Data extracted from a collection
>> Start

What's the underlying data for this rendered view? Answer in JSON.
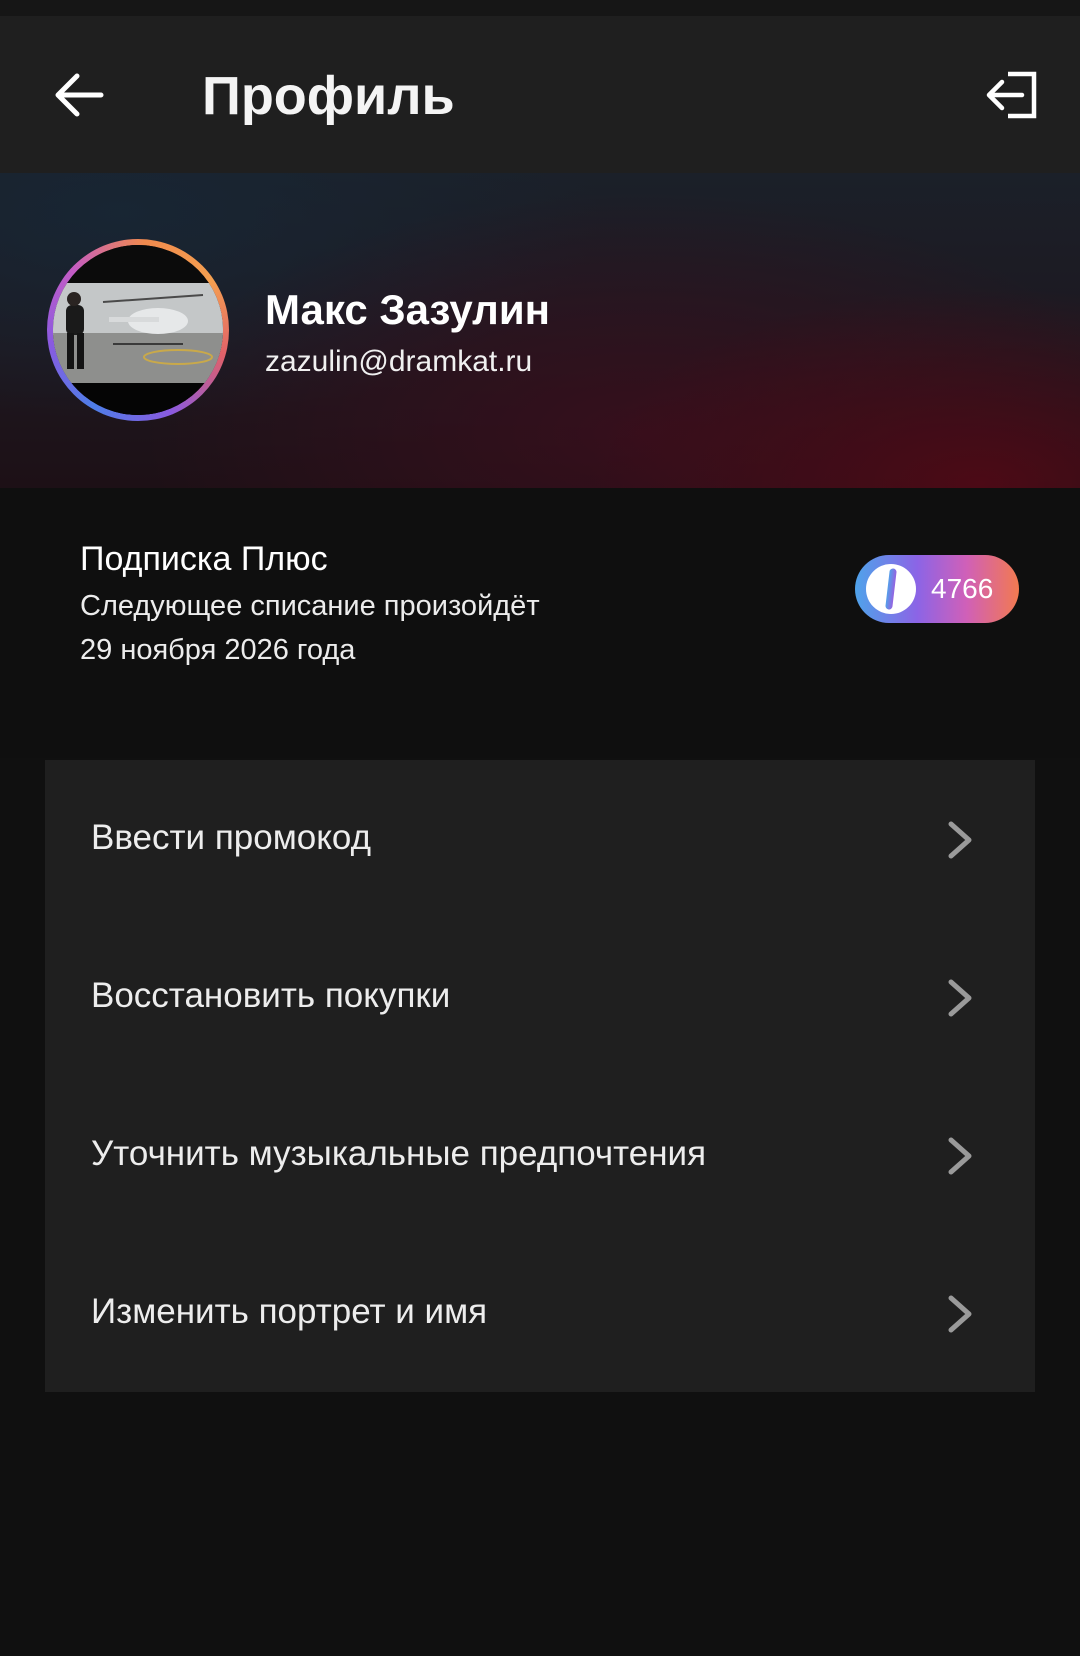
{
  "header": {
    "title": "Профиль",
    "back_icon": "arrow-left-icon",
    "logout_icon": "logout-icon"
  },
  "profile": {
    "name": "Макс Зазулин",
    "email": "zazulin@dramkat.ru"
  },
  "subscription": {
    "title": "Подписка Плюс",
    "line1": "Следующее списание произойдёт",
    "line2": "29 ноября 2026 года",
    "plus_points": "4766",
    "badge_colors": [
      "#4fa3ea",
      "#8c64e6",
      "#d060b8",
      "#f27a50"
    ]
  },
  "menu": {
    "items": [
      {
        "label": "Ввести промокод",
        "icon": "chevron-right-icon"
      },
      {
        "label": "Восстановить покупки",
        "icon": "chevron-right-icon"
      },
      {
        "label": "Уточнить музыкальные предпочтения",
        "icon": "chevron-right-icon"
      },
      {
        "label": "Изменить портрет и имя",
        "icon": "chevron-right-icon"
      }
    ]
  },
  "colors": {
    "background": "#101010",
    "header": "#1f1f1f",
    "card": "#1f1f1f",
    "text": "#ffffff",
    "chevron": "#9a9a9a"
  }
}
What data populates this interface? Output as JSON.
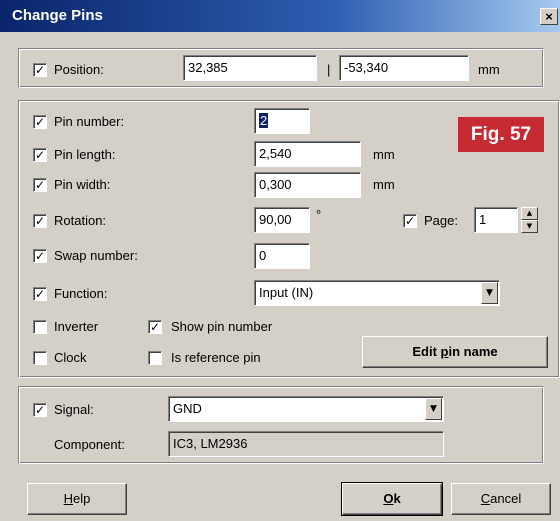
{
  "window": {
    "title": "Change Pins",
    "close_glyph": "×"
  },
  "badge": {
    "text": "Fig. 57",
    "color": "#c62b33"
  },
  "position": {
    "label": "Position:",
    "checked": true,
    "x_value": "32,385",
    "separator": "|",
    "y_value": "-53,340",
    "unit": "mm"
  },
  "pin_number": {
    "label": "Pin number:",
    "checked": true,
    "value": "2"
  },
  "pin_length": {
    "label": "Pin length:",
    "checked": true,
    "value": "2,540",
    "unit": "mm"
  },
  "pin_width": {
    "label": "Pin width:",
    "checked": true,
    "value": "0,300",
    "unit": "mm"
  },
  "rotation": {
    "label": "Rotation:",
    "checked": true,
    "value": "90,00",
    "unit": "°"
  },
  "page": {
    "label": "Page:",
    "checked": true,
    "value": "1"
  },
  "swap_number": {
    "label": "Swap number:",
    "checked": true,
    "value": "0"
  },
  "function": {
    "label": "Function:",
    "checked": true,
    "selected": "Input (IN)"
  },
  "inverter": {
    "label": "Inverter",
    "checked": false
  },
  "show_pin_number": {
    "label": "Show pin number",
    "checked": true
  },
  "clock": {
    "label": "Clock",
    "checked": false
  },
  "is_reference_pin": {
    "label": "Is reference pin",
    "checked": false
  },
  "edit_pin_name": {
    "pre": "Edit ",
    "accel": "p",
    "post": "in name"
  },
  "signal": {
    "label": "Signal:",
    "checked": true,
    "selected": "GND"
  },
  "component": {
    "label": "Component:",
    "value": "IC3, LM2936"
  },
  "buttons": {
    "help": {
      "accel": "H",
      "rest": "elp"
    },
    "ok": {
      "accel": "O",
      "rest": "k"
    },
    "cancel": {
      "accel": "C",
      "rest": "ancel"
    }
  },
  "icons": {
    "check": "check-icon",
    "dropdown": "chevron-down-icon",
    "spin_up": "arrow-up-icon",
    "spin_down": "arrow-down-icon",
    "close": "close-icon"
  }
}
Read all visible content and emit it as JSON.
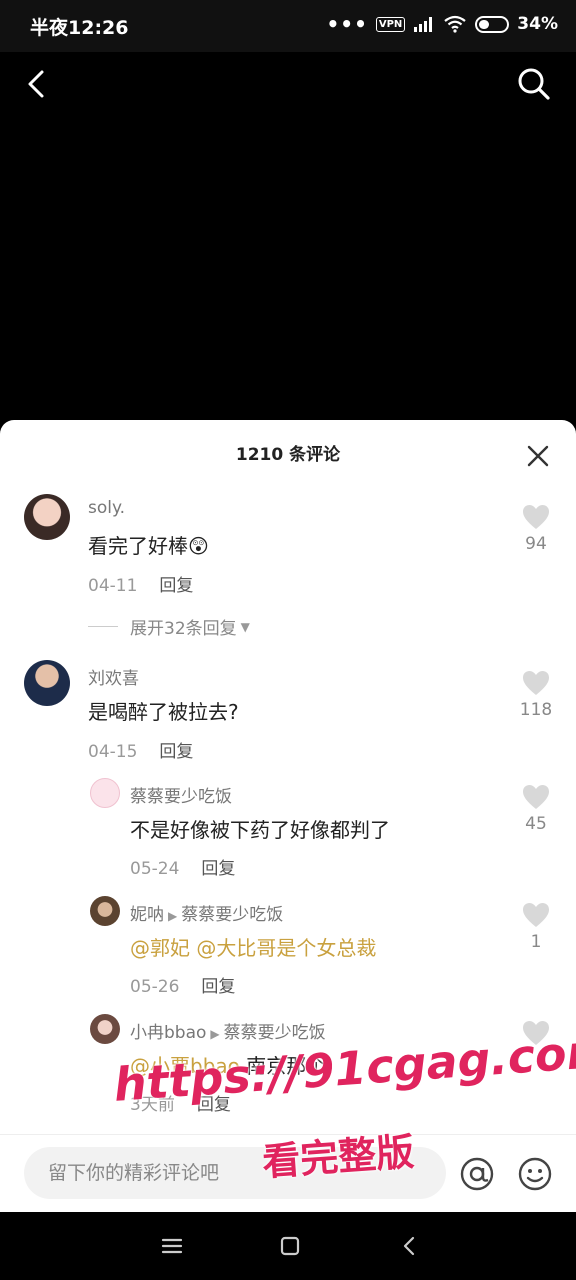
{
  "status_bar": {
    "time": "半夜12:26",
    "dots": "•••",
    "vpn": "VPN",
    "battery": "34%"
  },
  "sheet": {
    "title": "1210 条评论",
    "input_placeholder": "留下你的精彩评论吧"
  },
  "comments": [
    {
      "user": "soly.",
      "text": "看完了好棒😲",
      "date": "04-11",
      "reply": "回复",
      "likes": "94",
      "expand": "展开32条回复"
    },
    {
      "user": "刘欢喜",
      "text": "是喝醉了被拉去?",
      "date": "04-15",
      "reply": "回复",
      "likes": "118"
    }
  ],
  "replies": [
    {
      "user": "蔡蔡要少吃饭",
      "text": "不是好像被下药了好像都判了",
      "date": "05-24",
      "reply": "回复",
      "likes": "45"
    },
    {
      "user": "妮呐",
      "target": "蔡蔡要少吃饭",
      "mention": "@郭妃 @大比哥是个女总裁",
      "date": "05-26",
      "reply": "回复",
      "likes": "1"
    },
    {
      "user": "小冉bbao",
      "target": "蔡蔡要少吃饭",
      "mention": "@小贾bbao",
      "text": " 南京那个",
      "date": "3天前",
      "reply": "回复",
      "likes": ""
    }
  ],
  "watermark": {
    "url": "https://91cgag.com",
    "sub": "看完整版"
  },
  "colors": {
    "accent_mention": "#c9a13f",
    "watermark": "#e0245e"
  },
  "icons": [
    "back-icon",
    "search-icon",
    "close-icon",
    "heart-icon",
    "at-icon",
    "emoji-icon",
    "menu-icon",
    "home-icon",
    "nav-back-icon"
  ]
}
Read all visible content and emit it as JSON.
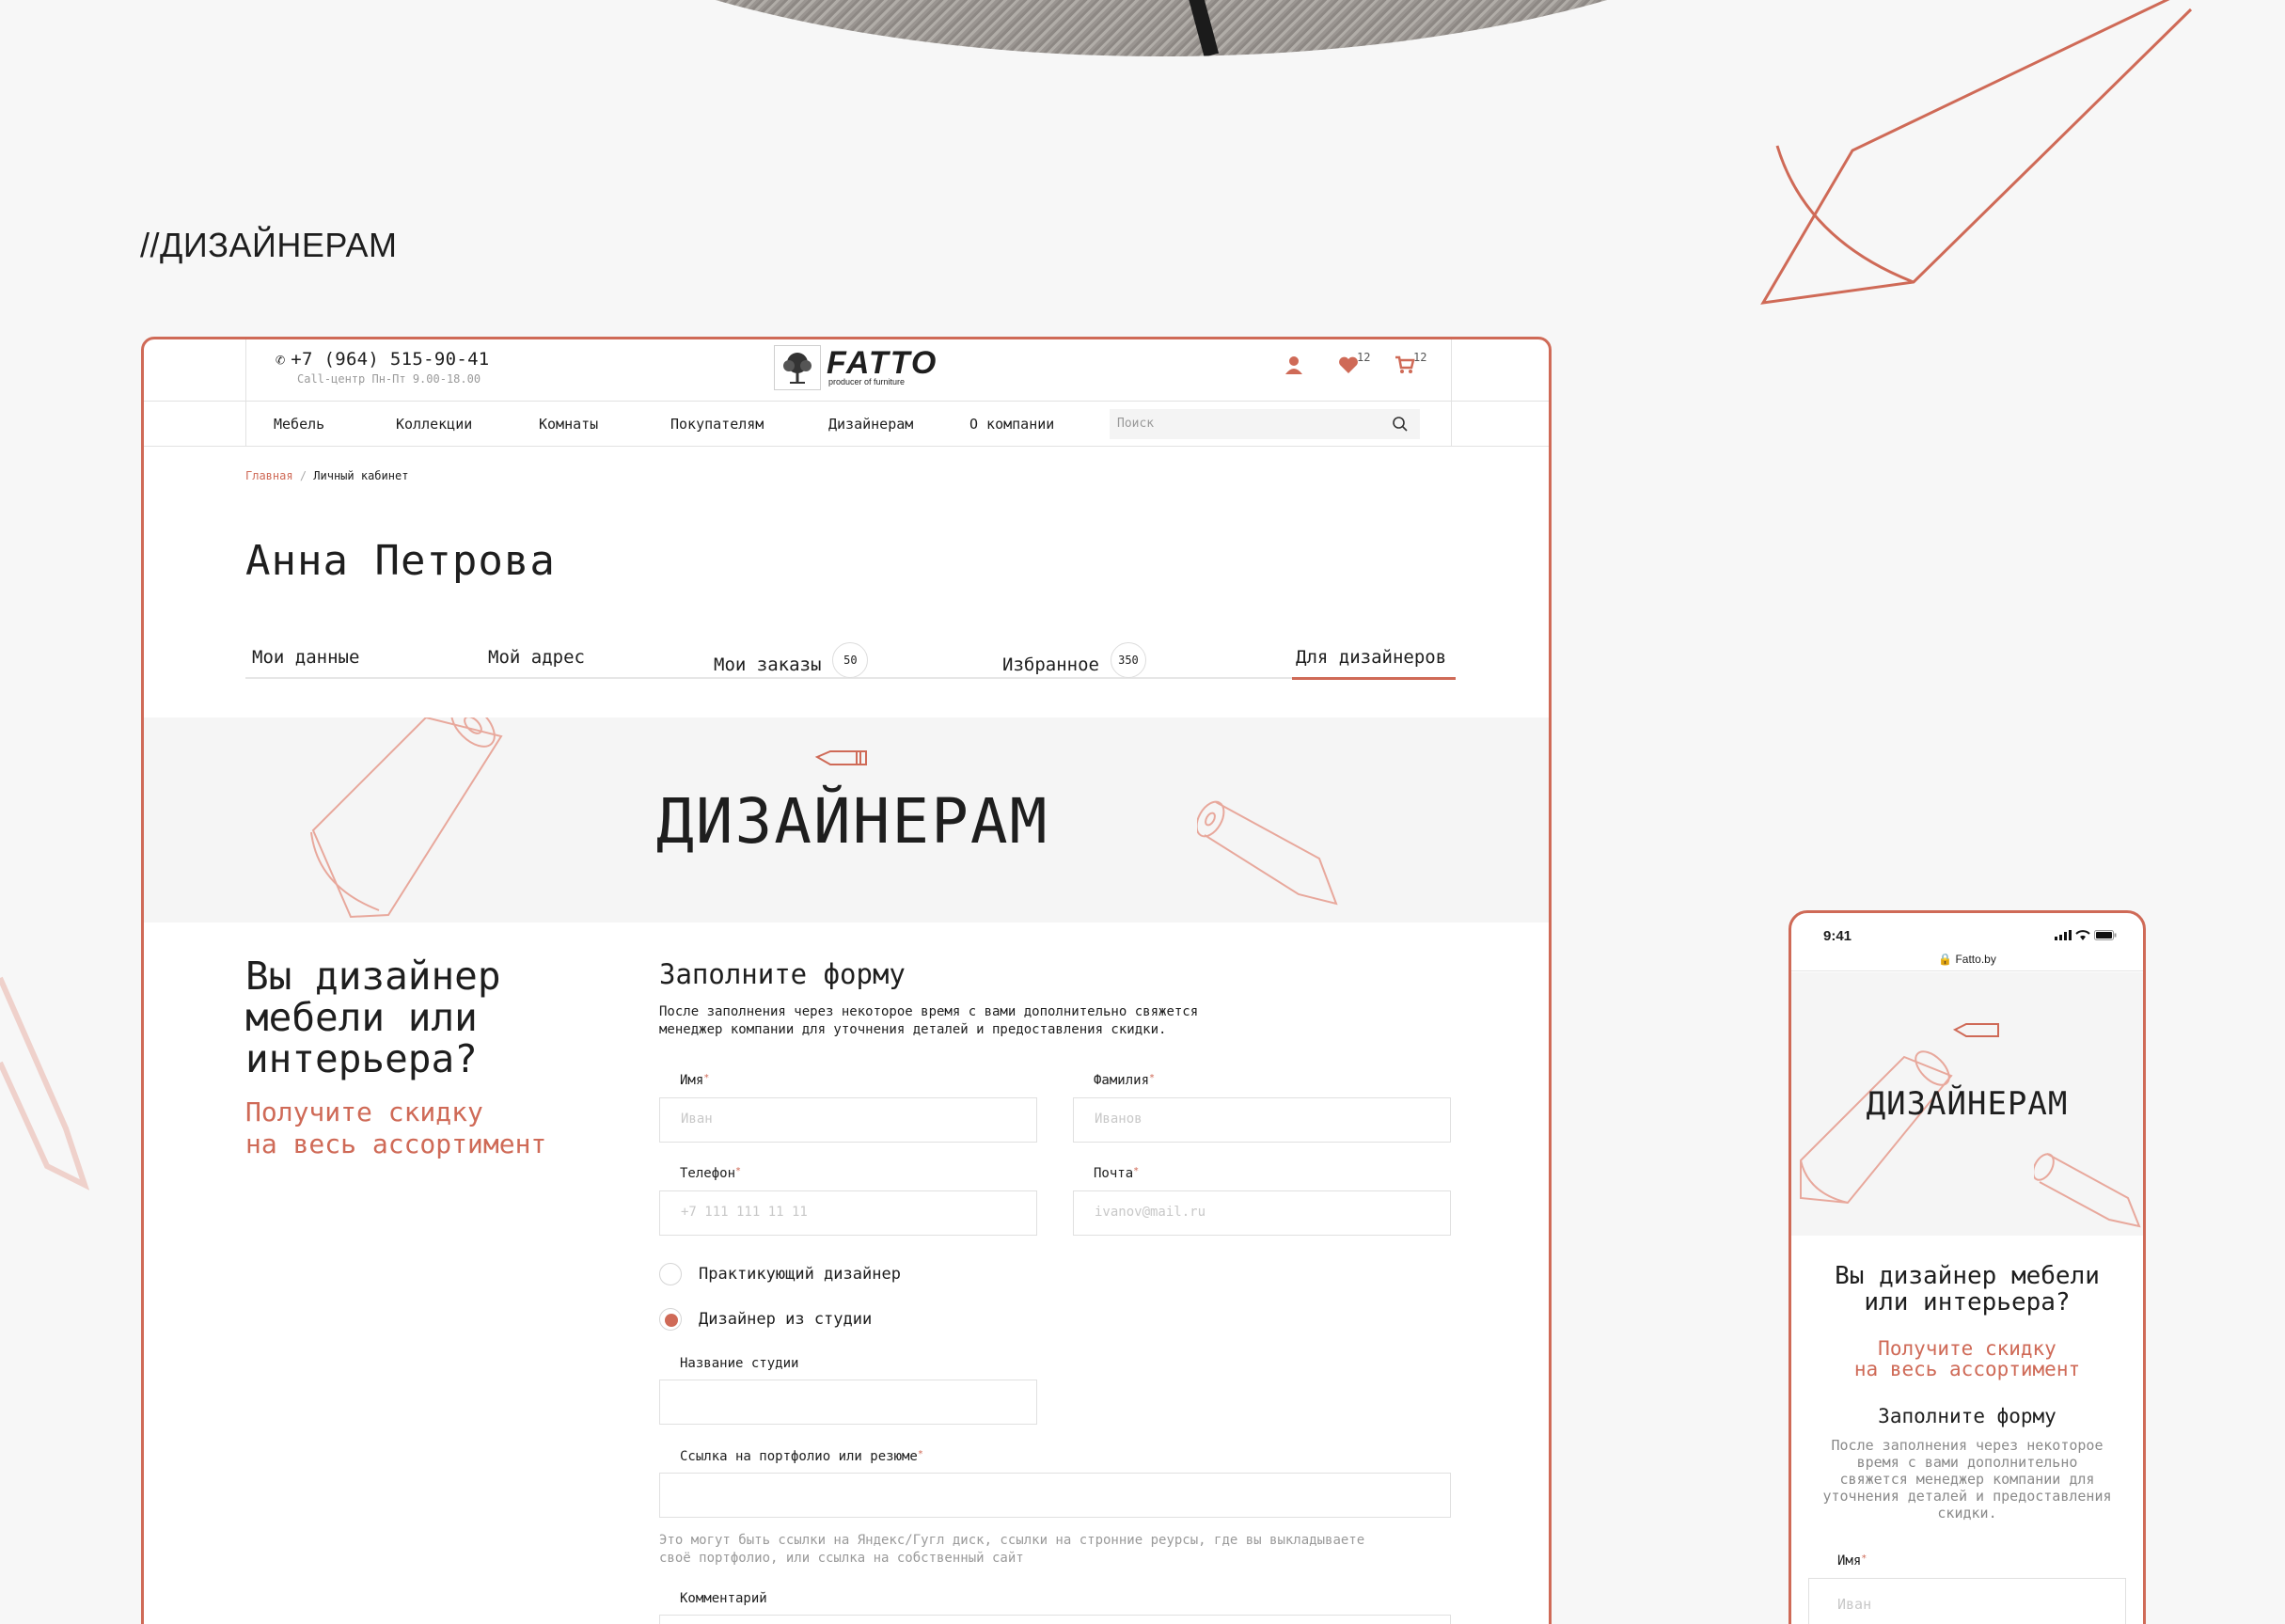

>> End

Each line above is to be copied verbatim. Drop any image from the copy.

* [The completed task]:
What's the underlying data for this rendered view? Answer in JSON.
{
  "header": {
    "title": "Профиль",
    "back_icon": "arrow-left-icon",
    "logout_icon": "logout-icon"
  },
  "profile": {
    "name": "Макс Зазулин",
    "email": "zazulin@dramkat.ru"
  },
  "subscription": {
    "title": "Подписка Плюс",
    "line1": "Следующее списание произойдёт",
    "line2": "29 ноября 2026 года",
    "plus_points": "4766",
    "badge_colors": [
      "#4fa3ea",
      "#8c64e6",
      "#d060b8",
      "#f27a50"
    ]
  },
  "menu": {
    "items": [
      {
        "label": "Ввести промокод",
        "icon": "chevron-right-icon"
      },
      {
        "label": "Восстановить покупки",
        "icon": "chevron-right-icon"
      },
      {
        "label": "Уточнить музыкальные предпочтения",
        "icon": "chevron-right-icon"
      },
      {
        "label": "Изменить портрет и имя",
        "icon": "chevron-right-icon"
      }
    ]
  },
  "colors": {
    "background": "#101010",
    "header": "#1f1f1f",
    "card": "#1f1f1f",
    "text": "#ffffff",
    "chevron": "#9a9a9a"
  }
}
What data populates this interface? Output as JSON.
{
  "window": {
    "title": "Change Pins",
    "close_glyph": "×"
  },
  "badge": {
    "text": "Fig. 57",
    "color": "#c62b33"
  },
  "position": {
    "label": "Position:",
    "checked": true,
    "x_value": "32,385",
    "separator": "|",
    "y_value": "-53,340",
    "unit": "mm"
  },
  "pin_number": {
    "label": "Pin number:",
    "checked": true,
    "value": "2"
  },
  "pin_length": {
    "label": "Pin length:",
    "checked": true,
    "value": "2,540",
    "unit": "mm"
  },
  "pin_width": {
    "label": "Pin width:",
    "checked": true,
    "value": "0,300",
    "unit": "mm"
  },
  "rotation": {
    "label": "Rotation:",
    "checked": true,
    "value": "90,00",
    "unit": "°"
  },
  "page": {
    "label": "Page:",
    "checked": true,
    "value": "1"
  },
  "swap_number": {
    "label": "Swap number:",
    "checked": true,
    "value": "0"
  },
  "function": {
    "label": "Function:",
    "checked": true,
    "selected": "Input (IN)"
  },
  "inverter": {
    "label": "Inverter",
    "checked": false
  },
  "show_pin_number": {
    "label": "Show pin number",
    "checked": true
  },
  "clock": {
    "label": "Clock",
    "checked": false
  },
  "is_reference_pin": {
    "label": "Is reference pin",
    "checked": false
  },
  "edit_pin_name": {
    "pre": "Edit ",
    "accel": "p",
    "post": "in name"
  },
  "signal": {
    "label": "Signal:",
    "checked": true,
    "selected": "GND"
  },
  "component": {
    "label": "Component:",
    "value": "IC3, LM2936"
  },
  "buttons": {
    "help": {
      "accel": "H",
      "rest": "elp"
    },
    "ok": {
      "accel": "O",
      "rest": "k"
    },
    "cancel": {
      "accel": "C",
      "rest": "ancel"
    }
  },
  "icons": {
    "check": "check-icon",
    "dropdown": "chevron-down-icon",
    "spin_up": "arrow-up-icon",
    "spin_down": "arrow-down-icon",
    "close": "close-icon"
  }
}
Read all visible content and emit it as JSON.
{
  "status_bar": {
    "time": "半夜12:26",
    "dots": "•••",
    "vpn": "VPN",
    "battery": "34%"
  },
  "sheet": {
    "title": "1210 条评论",
    "input_placeholder": "留下你的精彩评论吧"
  },
  "comments": [
    {
      "user": "soly.",
      "text": "看完了好棒😲",
      "date": "04-11",
      "reply": "回复",
      "likes": "94",
      "expand": "展开32条回复"
    },
    {
      "user": "刘欢喜",
      "text": "是喝醉了被拉去?",
      "date": "04-15",
      "reply": "回复",
      "likes": "118"
    }
  ],
  "replies": [
    {
      "user": "蔡蔡要少吃饭",
      "text": "不是好像被下药了好像都判了",
      "date": "05-24",
      "reply": "回复",
      "likes": "45"
    },
    {
      "user": "妮呐",
      "target": "蔡蔡要少吃饭",
      "mention": "@郭妃 @大比哥是个女总裁",
      "date": "05-26",
      "reply": "回复",
      "likes": "1"
    },
    {
      "user": "小冉bbao",
      "target": "蔡蔡要少吃饭",
      "mention": "@小贾bbao",
      "text": " 南京那个",
      "date": "3天前",
      "reply": "回复",
      "likes": ""
    }
  ],
  "watermark": {
    "url": "https://91cgag.com",
    "sub": "看完整版"
  },
  "colors": {
    "accent_mention": "#c9a13f",
    "watermark": "#e0245e"
  },
  "icons": [
    "back-icon",
    "search-icon",
    "close-icon",
    "heart-icon",
    "at-icon",
    "emoji-icon",
    "menu-icon",
    "home-icon",
    "nav-back-icon"
  ]
}
Read all visible content and emit it as JSON.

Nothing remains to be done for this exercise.